* **Data section**:
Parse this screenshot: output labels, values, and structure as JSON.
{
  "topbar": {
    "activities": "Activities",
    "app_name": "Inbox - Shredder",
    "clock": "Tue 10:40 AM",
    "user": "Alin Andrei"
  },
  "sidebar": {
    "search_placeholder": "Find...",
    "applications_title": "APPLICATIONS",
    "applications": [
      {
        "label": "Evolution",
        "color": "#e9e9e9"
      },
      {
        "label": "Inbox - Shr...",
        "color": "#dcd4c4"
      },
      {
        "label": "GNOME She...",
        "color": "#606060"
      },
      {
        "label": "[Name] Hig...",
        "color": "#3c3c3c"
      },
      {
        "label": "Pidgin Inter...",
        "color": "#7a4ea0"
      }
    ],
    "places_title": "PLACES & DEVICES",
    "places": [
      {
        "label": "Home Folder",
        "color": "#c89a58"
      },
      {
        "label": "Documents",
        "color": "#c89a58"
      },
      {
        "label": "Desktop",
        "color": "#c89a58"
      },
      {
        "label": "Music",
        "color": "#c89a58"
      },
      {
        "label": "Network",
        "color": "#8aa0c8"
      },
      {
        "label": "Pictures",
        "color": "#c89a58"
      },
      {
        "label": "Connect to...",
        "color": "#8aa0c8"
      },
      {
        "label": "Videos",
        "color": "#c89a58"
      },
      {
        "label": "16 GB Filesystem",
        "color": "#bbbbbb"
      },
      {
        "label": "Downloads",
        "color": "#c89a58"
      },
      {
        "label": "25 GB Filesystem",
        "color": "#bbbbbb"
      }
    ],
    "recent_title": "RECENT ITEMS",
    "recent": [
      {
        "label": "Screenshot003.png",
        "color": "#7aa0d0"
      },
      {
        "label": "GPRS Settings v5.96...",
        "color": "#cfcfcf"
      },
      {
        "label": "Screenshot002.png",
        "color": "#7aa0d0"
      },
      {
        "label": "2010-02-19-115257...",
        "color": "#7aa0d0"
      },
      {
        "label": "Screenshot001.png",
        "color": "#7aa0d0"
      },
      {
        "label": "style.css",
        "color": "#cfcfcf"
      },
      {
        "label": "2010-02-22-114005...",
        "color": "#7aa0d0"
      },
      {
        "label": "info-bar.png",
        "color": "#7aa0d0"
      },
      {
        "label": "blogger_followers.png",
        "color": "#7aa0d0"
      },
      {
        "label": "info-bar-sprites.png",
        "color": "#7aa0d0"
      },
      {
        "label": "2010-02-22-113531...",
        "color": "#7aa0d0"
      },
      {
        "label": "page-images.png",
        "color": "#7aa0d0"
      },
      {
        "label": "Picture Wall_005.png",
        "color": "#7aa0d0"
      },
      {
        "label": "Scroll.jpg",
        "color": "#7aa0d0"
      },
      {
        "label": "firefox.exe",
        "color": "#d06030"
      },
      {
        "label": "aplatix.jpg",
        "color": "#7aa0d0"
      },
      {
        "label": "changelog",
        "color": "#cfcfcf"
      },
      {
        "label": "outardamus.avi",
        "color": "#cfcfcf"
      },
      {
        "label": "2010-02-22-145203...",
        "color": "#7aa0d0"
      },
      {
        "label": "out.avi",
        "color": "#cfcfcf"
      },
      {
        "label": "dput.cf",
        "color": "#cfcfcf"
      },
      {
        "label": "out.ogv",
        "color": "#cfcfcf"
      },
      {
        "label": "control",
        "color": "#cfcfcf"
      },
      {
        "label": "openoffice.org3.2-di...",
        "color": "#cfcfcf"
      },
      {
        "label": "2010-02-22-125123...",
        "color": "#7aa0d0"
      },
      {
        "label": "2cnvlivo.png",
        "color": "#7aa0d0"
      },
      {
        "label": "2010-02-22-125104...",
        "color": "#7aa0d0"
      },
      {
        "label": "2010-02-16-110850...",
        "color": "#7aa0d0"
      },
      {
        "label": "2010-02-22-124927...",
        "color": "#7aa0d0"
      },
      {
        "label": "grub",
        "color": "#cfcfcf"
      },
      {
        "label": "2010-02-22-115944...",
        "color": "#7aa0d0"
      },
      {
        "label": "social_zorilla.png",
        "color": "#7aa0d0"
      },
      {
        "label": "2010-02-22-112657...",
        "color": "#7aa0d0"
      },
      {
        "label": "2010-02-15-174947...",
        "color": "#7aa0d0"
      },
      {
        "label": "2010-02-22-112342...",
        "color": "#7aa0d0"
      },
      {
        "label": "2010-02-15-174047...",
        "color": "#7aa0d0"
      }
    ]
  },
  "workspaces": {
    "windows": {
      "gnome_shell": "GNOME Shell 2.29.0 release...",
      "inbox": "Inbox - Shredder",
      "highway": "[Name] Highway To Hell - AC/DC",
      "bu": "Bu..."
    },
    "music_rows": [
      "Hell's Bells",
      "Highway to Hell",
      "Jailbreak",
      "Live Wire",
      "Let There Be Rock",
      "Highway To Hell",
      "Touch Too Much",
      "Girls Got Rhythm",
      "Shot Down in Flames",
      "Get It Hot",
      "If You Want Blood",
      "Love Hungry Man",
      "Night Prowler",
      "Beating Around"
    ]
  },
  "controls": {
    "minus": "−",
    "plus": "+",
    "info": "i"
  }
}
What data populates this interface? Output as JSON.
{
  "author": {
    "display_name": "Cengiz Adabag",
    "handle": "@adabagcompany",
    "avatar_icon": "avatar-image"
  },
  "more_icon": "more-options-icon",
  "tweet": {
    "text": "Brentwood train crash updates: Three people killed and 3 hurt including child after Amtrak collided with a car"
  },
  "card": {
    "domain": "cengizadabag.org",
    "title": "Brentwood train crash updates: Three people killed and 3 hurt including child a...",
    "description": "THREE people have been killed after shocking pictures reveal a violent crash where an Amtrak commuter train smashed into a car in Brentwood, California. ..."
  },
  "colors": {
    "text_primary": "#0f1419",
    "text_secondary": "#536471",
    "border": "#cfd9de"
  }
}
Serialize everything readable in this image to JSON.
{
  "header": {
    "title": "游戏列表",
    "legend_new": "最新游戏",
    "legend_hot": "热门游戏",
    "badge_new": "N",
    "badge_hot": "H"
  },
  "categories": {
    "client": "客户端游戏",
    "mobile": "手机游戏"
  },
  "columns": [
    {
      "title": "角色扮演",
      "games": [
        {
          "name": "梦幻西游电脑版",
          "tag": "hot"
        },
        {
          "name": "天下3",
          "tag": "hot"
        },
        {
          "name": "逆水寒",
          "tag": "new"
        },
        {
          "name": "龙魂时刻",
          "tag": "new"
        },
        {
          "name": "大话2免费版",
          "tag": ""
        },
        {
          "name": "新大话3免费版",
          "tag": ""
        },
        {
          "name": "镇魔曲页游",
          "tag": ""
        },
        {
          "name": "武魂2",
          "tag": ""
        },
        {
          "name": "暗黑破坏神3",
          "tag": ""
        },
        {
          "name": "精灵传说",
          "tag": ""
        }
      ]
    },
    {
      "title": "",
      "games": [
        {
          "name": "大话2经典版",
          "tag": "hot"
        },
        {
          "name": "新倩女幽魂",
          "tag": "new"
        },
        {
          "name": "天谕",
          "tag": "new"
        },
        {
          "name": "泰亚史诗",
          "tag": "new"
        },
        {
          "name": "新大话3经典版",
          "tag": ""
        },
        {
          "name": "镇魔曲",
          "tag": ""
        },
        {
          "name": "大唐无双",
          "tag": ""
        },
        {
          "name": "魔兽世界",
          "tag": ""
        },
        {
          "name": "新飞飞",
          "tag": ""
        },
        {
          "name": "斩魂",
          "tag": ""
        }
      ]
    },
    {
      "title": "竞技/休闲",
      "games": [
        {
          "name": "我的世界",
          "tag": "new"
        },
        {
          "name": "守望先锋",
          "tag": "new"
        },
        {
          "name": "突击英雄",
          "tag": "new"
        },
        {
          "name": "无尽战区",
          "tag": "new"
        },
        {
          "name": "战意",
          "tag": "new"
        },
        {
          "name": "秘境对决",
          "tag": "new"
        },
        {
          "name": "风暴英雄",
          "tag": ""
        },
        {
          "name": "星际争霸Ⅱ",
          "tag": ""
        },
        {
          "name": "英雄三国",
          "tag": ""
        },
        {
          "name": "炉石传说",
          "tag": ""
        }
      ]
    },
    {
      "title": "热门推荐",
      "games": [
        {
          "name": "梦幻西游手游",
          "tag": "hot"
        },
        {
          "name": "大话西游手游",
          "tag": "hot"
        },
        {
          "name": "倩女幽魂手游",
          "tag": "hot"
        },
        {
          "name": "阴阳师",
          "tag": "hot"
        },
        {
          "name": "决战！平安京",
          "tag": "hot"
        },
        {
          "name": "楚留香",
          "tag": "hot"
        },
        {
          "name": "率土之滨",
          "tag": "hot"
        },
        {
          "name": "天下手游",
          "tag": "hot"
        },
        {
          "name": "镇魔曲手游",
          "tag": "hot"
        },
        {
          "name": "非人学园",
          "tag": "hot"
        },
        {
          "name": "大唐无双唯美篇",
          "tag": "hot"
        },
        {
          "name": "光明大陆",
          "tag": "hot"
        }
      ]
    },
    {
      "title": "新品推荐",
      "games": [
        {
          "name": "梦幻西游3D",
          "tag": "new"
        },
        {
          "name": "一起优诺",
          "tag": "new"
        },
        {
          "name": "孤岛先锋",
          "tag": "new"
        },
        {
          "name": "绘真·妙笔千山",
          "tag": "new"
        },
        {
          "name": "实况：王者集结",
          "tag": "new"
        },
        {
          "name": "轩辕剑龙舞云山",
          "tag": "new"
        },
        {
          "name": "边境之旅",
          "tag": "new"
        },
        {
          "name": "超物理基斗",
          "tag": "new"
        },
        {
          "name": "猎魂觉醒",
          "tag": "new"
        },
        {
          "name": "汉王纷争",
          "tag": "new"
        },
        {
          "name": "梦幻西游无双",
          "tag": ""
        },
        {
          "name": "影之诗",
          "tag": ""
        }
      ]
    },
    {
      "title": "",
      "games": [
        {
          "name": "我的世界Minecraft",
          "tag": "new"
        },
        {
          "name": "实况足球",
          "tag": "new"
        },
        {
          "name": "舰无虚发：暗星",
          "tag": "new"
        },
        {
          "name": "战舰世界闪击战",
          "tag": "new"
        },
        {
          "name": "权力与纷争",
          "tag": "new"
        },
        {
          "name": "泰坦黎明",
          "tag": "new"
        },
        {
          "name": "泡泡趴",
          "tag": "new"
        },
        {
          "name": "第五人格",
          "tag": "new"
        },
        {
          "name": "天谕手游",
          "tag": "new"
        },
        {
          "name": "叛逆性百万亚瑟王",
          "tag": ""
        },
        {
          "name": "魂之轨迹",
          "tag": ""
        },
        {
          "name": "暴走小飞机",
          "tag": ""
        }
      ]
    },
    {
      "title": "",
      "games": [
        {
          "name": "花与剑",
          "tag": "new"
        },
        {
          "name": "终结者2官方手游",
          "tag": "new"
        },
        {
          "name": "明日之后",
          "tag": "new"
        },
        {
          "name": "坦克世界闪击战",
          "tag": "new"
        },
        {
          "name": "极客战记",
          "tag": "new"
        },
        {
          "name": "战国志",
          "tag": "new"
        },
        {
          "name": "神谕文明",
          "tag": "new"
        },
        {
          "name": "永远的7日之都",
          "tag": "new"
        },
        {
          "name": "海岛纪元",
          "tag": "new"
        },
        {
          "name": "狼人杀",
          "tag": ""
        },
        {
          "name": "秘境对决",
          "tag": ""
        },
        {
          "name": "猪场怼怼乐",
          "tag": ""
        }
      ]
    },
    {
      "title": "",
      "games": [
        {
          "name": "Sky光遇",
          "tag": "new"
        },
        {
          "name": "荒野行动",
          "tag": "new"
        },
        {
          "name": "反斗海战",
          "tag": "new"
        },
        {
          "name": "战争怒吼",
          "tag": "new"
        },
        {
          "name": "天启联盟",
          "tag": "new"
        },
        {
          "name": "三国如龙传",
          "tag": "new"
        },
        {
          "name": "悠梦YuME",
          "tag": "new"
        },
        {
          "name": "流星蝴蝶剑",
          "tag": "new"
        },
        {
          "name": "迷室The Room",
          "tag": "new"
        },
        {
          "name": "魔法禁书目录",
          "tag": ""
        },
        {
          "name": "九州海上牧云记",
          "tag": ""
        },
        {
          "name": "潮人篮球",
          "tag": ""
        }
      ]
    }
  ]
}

* **Work required**: Locate the word "people" in the data above. Copy every line carrying it.

* **Output for this exercise**:
    "text": "Brentwood train crash updates: Three people killed and 3 hurt including child after Amtrak collided with a car"
    "title": "Brentwood train crash updates: Three people killed and 3 hurt including child a...",
    "description": "THREE people have been killed after shocking pictures reveal a violent crash where an Amtrak commuter train smashed into a car in Brentwood, California. ..."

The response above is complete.